Qué debes hacer >>
1: Responde según el texto sobre la feria de Oliva:
(a) ¿De qué nacieron las ferias?
(b) ¿Qué se cerraban en la feria, además de los tratos de compra y venta?
(c) ¿Qué ha hecho desaparecer las funciones comerciales de la feria?
2: Prolonga el texto sobre la feria de Oliva a partir de su última oración.

Texto para leer >>
-*-
Antiguamente en Oliva, la feria era una reunión anual de mercaderes y negociantes de toda clase para llevar a cabo ventas e intercambios comerciales. Se hacían toda clase de tratos de trabajo, de compra y venta de tierras, de productos agrícolas y de ganado. Se cerraban pactos matrimoniales y acuerdos familiares. Las ferias, nacieron de los privilegios que concedían los reyes con la finalidad de conseguir estimular y consolidar la actividad económica de sus dominios. Terminaron convirtiéndose en un acontecimiento económico anual. Para mucha gente era la única oportunidad que tenían al año de relacionarse con el mundo exterior. Esta convivencia favorecía toda clase de intercambios culturales y sociales.
Las nuevas formas de intercambio comercial han hecho que desaparecieran sus funciones comerciales y la parte de la fiesta y diversión que la acompañaba se ha convertido en su única razón de ser.
-*-
Material mostrado >>
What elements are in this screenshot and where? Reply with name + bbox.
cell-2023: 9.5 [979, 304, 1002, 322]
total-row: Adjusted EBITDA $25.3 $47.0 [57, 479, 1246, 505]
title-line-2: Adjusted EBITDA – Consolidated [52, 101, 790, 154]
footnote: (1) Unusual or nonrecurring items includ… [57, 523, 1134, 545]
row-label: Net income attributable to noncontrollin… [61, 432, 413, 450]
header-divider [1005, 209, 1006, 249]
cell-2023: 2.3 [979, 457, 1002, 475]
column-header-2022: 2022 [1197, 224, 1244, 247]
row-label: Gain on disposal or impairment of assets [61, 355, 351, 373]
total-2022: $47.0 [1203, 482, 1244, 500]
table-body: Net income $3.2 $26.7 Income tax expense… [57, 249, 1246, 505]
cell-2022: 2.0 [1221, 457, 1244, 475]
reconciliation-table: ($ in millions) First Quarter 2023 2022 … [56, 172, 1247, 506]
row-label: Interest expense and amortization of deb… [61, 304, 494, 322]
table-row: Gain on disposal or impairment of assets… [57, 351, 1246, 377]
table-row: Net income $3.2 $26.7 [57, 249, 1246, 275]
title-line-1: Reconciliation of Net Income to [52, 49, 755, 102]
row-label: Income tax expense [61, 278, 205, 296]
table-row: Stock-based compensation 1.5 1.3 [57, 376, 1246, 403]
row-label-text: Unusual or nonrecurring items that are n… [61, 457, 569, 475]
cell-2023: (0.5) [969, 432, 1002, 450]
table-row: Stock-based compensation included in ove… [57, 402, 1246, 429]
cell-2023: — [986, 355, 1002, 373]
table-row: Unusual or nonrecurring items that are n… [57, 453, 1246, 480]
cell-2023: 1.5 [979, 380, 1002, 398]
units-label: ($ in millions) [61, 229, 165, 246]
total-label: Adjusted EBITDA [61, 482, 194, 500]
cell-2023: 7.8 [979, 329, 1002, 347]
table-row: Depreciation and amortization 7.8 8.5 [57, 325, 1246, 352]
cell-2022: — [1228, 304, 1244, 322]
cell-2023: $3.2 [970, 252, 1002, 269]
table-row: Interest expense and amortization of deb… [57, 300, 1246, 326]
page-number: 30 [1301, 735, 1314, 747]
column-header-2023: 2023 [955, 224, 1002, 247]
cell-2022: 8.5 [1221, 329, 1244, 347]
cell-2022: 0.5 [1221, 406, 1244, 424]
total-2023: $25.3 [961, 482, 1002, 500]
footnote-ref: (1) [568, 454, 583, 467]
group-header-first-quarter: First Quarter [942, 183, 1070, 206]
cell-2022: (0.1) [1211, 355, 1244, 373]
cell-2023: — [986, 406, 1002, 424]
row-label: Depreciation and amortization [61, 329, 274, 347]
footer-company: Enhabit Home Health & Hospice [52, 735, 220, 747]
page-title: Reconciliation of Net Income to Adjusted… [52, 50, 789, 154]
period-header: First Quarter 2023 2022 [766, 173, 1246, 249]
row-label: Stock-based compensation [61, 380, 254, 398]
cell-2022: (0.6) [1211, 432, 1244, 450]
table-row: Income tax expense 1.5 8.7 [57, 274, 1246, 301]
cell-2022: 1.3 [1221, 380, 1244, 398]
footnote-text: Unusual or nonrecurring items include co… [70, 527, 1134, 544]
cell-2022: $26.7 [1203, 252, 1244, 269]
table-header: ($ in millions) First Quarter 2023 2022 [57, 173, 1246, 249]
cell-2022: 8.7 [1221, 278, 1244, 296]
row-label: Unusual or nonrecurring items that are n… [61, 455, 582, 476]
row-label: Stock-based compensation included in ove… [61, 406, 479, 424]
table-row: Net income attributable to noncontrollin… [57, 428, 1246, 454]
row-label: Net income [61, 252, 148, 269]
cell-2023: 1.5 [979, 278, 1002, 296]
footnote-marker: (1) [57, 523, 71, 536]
-*-
Problemas resueltos >>
1:
(a) De los privilegios que concedían los reyes.
(b) Pactos matrimoniales y acuerdos familiares.
(c) Las nuevas formas de intercambio comercial.

2:
Se ha recuperado el “Tío de la Porra”, especial banda de música de charanga que da inicio a las fiestas de Oliva. Durante una semana se instala una gran feria de atracciones que hace las delicias de los niños y los jóvenes, acompañado de una activa semana deportiva, diferentes actos culturales y una emocionante carrera de camareros. Son días especiales para romper con las tareas cotidianas y disfrutar bailando en las verbenas durante esas noches donde ya se siente el calor del verano.